++++ MATERIAL FOR THIS TASK

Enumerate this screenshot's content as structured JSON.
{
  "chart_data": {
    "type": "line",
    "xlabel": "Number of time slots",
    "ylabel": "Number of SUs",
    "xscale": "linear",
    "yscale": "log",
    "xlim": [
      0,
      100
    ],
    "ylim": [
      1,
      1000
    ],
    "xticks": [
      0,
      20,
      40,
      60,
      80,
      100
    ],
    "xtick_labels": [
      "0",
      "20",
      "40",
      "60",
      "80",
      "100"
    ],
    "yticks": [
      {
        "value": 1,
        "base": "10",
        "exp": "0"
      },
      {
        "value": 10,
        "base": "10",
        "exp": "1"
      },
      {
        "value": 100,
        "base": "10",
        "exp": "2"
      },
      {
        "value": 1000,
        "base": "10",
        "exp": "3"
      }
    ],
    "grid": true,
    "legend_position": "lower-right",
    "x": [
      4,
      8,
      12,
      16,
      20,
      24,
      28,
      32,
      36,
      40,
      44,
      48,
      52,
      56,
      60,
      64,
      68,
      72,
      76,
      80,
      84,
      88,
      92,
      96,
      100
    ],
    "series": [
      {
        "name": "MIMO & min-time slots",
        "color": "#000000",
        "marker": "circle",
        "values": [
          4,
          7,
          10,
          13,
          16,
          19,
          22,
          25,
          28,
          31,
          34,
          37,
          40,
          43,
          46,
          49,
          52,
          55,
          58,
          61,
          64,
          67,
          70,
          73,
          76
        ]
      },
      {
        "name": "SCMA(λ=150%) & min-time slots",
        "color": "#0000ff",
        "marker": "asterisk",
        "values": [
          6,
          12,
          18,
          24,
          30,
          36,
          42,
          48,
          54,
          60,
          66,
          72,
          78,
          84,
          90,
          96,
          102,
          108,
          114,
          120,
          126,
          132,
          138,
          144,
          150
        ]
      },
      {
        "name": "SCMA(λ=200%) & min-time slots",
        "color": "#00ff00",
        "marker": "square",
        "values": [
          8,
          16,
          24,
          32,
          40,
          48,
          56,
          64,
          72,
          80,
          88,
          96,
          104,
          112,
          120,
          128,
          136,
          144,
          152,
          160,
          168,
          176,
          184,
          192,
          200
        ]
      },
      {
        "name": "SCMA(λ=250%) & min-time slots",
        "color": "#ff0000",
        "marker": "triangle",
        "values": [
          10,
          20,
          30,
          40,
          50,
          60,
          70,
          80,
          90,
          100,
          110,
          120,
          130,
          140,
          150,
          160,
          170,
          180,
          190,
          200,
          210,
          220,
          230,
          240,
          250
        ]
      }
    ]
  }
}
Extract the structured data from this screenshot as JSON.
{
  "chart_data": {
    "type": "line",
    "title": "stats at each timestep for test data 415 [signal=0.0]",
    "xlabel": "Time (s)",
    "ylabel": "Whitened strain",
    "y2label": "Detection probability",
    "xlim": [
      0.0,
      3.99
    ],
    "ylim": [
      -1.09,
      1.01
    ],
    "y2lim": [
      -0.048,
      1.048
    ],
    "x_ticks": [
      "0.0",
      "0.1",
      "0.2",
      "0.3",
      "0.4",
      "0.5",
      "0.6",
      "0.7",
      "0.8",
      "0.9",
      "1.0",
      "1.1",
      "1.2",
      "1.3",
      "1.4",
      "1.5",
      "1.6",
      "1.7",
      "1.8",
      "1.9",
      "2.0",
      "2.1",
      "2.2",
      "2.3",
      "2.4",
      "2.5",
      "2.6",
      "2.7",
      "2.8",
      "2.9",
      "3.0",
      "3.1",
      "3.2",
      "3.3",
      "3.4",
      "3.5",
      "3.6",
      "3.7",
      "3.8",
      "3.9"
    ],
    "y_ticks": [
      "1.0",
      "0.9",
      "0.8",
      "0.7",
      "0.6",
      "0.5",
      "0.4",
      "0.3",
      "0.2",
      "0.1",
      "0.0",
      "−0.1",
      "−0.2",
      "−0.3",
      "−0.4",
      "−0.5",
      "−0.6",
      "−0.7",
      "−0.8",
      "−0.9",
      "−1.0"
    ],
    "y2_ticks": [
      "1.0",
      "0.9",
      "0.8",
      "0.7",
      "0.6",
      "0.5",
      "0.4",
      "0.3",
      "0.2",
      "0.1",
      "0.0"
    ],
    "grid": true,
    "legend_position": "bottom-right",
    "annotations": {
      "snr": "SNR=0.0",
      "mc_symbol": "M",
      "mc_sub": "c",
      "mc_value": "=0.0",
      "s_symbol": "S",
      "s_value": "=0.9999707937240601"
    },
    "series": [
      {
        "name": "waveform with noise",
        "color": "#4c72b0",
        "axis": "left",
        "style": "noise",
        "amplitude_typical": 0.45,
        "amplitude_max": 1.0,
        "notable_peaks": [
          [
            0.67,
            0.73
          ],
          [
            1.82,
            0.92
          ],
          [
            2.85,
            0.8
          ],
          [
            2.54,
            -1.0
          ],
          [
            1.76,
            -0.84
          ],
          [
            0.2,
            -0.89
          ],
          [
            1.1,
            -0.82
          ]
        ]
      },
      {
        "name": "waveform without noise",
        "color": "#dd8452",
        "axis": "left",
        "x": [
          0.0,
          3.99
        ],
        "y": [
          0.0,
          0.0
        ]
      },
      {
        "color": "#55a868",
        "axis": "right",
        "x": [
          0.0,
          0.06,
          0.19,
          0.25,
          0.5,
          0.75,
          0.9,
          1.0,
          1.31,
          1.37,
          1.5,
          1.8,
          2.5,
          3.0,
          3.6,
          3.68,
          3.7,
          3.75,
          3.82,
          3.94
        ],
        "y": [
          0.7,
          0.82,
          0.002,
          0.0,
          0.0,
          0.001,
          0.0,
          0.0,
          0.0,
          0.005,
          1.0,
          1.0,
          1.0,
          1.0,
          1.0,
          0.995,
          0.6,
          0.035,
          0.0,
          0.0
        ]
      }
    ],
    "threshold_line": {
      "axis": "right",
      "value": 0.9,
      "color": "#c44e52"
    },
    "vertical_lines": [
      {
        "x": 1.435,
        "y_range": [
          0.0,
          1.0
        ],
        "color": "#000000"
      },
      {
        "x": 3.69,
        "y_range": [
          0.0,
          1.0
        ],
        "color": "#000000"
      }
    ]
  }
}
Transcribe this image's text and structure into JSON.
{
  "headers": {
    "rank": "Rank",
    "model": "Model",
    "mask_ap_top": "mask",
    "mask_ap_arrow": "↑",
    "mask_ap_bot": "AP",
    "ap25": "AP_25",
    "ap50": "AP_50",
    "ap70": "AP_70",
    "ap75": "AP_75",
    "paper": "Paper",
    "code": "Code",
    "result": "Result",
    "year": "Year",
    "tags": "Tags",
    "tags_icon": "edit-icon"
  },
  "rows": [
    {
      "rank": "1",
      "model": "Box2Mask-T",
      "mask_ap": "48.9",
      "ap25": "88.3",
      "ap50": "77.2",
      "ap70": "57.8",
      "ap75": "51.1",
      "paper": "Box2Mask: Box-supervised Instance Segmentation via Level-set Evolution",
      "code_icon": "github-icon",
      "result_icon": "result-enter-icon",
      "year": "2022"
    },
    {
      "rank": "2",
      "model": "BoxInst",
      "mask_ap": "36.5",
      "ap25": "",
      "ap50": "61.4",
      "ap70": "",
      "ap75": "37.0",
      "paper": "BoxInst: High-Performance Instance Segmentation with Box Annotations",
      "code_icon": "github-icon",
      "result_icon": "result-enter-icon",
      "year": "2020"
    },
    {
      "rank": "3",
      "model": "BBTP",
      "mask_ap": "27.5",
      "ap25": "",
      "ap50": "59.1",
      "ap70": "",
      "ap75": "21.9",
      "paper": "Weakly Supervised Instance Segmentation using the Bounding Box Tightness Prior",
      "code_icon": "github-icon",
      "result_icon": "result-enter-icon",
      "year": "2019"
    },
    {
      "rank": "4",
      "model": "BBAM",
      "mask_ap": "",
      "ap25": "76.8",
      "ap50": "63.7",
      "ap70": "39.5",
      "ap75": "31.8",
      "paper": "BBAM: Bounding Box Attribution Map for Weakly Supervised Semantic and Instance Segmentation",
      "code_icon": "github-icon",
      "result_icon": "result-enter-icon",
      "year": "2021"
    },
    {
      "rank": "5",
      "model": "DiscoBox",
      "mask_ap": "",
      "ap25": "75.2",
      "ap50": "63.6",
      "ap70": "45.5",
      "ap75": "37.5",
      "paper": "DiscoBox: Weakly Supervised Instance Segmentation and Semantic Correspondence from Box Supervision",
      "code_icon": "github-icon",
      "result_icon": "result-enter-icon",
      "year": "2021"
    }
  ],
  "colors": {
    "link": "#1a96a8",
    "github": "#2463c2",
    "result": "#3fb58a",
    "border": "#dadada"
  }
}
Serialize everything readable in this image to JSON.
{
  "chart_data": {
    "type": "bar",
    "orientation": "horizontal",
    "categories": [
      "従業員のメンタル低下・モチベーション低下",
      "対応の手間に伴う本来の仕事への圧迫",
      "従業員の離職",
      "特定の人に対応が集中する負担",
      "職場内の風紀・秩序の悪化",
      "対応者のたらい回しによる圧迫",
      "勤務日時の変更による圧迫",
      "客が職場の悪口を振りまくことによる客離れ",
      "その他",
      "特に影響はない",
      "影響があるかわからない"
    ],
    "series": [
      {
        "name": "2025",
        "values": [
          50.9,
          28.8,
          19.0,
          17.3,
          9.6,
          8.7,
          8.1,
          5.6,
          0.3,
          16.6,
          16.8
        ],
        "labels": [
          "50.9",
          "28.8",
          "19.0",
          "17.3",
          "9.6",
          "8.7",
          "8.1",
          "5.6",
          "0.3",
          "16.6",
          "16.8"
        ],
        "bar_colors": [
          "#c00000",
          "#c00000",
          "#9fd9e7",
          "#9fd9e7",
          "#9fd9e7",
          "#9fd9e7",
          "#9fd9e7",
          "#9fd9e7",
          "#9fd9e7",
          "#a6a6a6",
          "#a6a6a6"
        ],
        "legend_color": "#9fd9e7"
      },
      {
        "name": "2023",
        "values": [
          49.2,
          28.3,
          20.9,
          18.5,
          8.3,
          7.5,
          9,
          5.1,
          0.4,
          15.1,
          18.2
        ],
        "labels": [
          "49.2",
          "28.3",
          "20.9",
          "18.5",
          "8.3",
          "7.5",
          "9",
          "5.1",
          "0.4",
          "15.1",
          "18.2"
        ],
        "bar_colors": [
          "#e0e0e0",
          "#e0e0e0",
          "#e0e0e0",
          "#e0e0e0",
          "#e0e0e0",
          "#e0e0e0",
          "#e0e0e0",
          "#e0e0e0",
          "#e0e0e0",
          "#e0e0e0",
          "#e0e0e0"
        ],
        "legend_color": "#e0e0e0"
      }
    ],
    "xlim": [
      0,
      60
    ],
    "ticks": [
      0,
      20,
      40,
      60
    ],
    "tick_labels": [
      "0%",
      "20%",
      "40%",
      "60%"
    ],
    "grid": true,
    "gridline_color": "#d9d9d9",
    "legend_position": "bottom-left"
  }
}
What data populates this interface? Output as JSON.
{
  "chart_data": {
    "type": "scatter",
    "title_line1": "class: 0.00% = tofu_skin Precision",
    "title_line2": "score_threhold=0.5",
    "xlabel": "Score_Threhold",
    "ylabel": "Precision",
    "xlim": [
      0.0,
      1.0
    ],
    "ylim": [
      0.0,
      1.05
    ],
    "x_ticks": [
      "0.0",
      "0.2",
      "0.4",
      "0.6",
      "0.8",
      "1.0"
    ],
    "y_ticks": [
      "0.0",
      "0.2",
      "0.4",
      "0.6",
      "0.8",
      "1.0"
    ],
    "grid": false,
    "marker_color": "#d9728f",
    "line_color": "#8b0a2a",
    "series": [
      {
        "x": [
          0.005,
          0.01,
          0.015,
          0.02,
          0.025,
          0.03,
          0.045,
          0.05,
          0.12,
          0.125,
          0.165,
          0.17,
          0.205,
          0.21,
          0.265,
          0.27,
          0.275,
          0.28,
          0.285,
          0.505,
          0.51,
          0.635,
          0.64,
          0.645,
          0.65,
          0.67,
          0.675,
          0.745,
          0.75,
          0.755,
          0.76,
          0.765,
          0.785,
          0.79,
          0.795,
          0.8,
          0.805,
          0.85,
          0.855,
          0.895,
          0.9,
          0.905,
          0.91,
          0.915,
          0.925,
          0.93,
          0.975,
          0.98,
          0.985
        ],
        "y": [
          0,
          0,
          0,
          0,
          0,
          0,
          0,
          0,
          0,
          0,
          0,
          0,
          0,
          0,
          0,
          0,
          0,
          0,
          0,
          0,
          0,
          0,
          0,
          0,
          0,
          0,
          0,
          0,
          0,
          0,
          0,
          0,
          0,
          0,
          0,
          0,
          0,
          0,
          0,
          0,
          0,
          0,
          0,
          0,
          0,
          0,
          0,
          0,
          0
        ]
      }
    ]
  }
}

++++++++

WHAT THE TASK ASKS:
Copy out each line of the data where the string "xlabel" appears.

TASK RESPONSE:
    "xlabel": "Number of time slots",
    "xlabel": "Time (s)",
    "xlabel": "Score_Threhold",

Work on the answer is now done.